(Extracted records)

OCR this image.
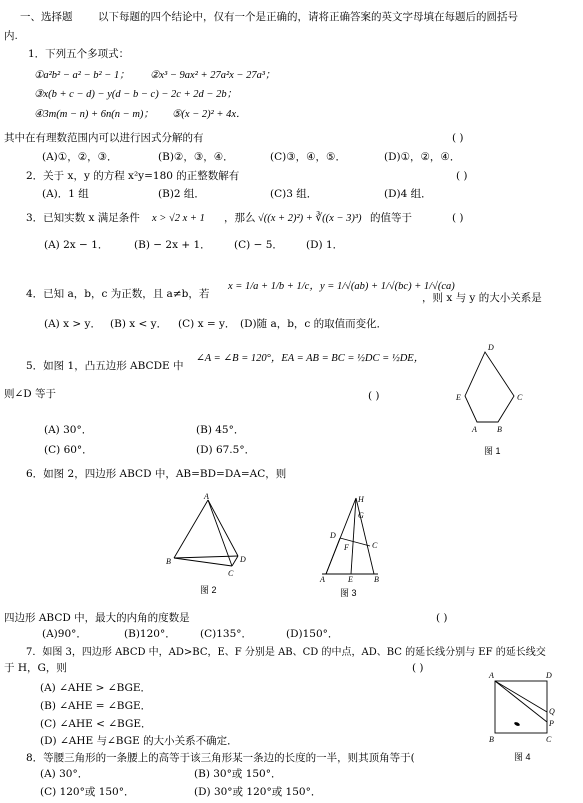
一、选择题 以下每题的四个结论中，仅有一个是正确的，请将正确答案的英文字母填在每题后的圆括号
内.
1．下列五个多项式：
①a²b² − a² − b² − 1； ②x³ − 9ax² + 27a²x − 27a³；
③x(b + c − d) − y(d − b − c) − 2c + 2d − 2b；
④3m(m − n) + 6n(n − m)； ⑤(x − 2)² + 4x．
其中在有理数范围内可以进行因式分解的有	( )
(A)①，②，③．	(B)②，③，④．	(C)③，④，⑤．	(D)①，②，④．
2．关于 x，y 的方程 x²y=180 的正整数解有	( )
(A)．1 组	(B)2 组．	(C)3 组．	(D)4 组．
3．已知实数 x 满足条件 x > √2 x + 1 ，那么 √((x + 2)²) + ∛((x − 3)³) 的值等于	( )
(A) 2x − 1． (B) − 2x + 1． (C) − 5． (D) 1．
4．已知 a，b，c 为正数，且 a≠b，若
x = 1/a + 1/b + 1/c， y = 1/√(ab) + 1/√(bc) + 1/√(ca)
，则 x 与 y 的大小关系是
(A) x > y． (B) x < y． (C) x = y． (D)随 a，b，c 的取值而变化．
5．如图 1，凸五边形 ABCDE 中
∠A = ∠B = 120°，EA = AB = BC = ½DC = ½DE，
则∠D 等于	( )
(A) 30°．	(B) 45°．
(C) 60°．	(D) 67.5°．
D
E	C
A	B
图 1
6．如图 2，四边形 ABCD 中，AB=BD=DA=AC，则
A
B	D
C
图 2
H
G
D
F	C
A	E	B
图 3
四边形 ABCD 中，最大的内角的度数是	( )
(A)90°．	(B)120°． (C)135°．	(D)150°．
7．如图 3，四边形 ABCD 中，AD>BC，E、F 分别是 AB、CD 的中点，AD、BC 的延长线分别与 EF 的延长线交
于 H，G，则	( )
(A) ∠AHE > ∠BGE．
(B) ∠AHE = ∠BGE．
(C) ∠AHE < ∠BGE．
(D) ∠AHE 与∠BGE 的大小关系不确定．
A	D
Q
P
B	C
图 4
8．等腰三角形的一条腰上的高等于该三角形某一条边的长度的一半，则其顶角等于(
(A) 30°．	(B) 30°或 150°．
(C) 120°或 150°．	(D) 30°或 120°或 150°．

__What the task requires__.
Omit the pictures and restate the rest of the records verbatim.

__Finished answer__.
OCR this image.
一、选择题 以下每题的四个结论中，仅有一个是正确的，请将正确答案的英文字母填在每题后的圆括号
内.
1．下列五个多项式：
①a²b² − a² − b² − 1； ②x³ − 9ax² + 27a²x − 27a³；
③x(b + c − d) − y(d − b − c) − 2c + 2d − 2b；
④3m(m − n) + 6n(n − m)； ⑤(x − 2)² + 4x．
其中在有理数范围内可以进行因式分解的有	( )
(A)①，②，③．	(B)②，③，④．	(C)③，④，⑤．	(D)①，②，④．
2．关于 x，y 的方程 x²y=180 的正整数解有	( )
(A)．1 组	(B)2 组．	(C)3 组．	(D)4 组．
3．已知实数 x 满足条件 x > √2 x + 1 ，那么 √((x + 2)²) + ∛((x − 3)³) 的值等于	( )
(A) 2x − 1． (B) − 2x + 1． (C) − 5． (D) 1．
4．已知 a，b，c 为正数，且 a≠b，若
x = 1/a + 1/b + 1/c， y = 1/√(ab) + 1/√(bc) + 1/√(ca)
，则 x 与 y 的大小关系是
(A) x > y． (B) x < y． (C) x = y． (D)随 a，b，c 的取值而变化．
5．如图 1，凸五边形 ABCDE 中
∠A = ∠B = 120°，EA = AB = BC = ½DC = ½DE，
则∠D 等于	( )
(A) 30°．	(B) 45°．
(C) 60°．	(D) 67.5°．
D
E	C
A	B
图 1
6．如图 2，四边形 ABCD 中，AB=BD=DA=AC，则
A
B	D
C
图 2
H
G
D
F	C
A	E	B
图 3
四边形 ABCD 中，最大的内角的度数是	( )
(A)90°．	(B)120°． (C)135°．	(D)150°．
7．如图 3，四边形 ABCD 中，AD>BC，E、F 分别是 AB、CD 的中点，AD、BC 的延长线分别与 EF 的延长线交
于 H，G，则	( )
(A) ∠AHE > ∠BGE．
(B) ∠AHE = ∠BGE．
(C) ∠AHE < ∠BGE．
(D) ∠AHE 与∠BGE 的大小关系不确定．
A	D
Q
P
B	C
图 4
8．等腰三角形的一条腰上的高等于该三角形某一条边的长度的一半，则其顶角等于(
(A) 30°．	(B) 30°或 150°．
(C) 120°或 150°．	(D) 30°或 120°或 150°．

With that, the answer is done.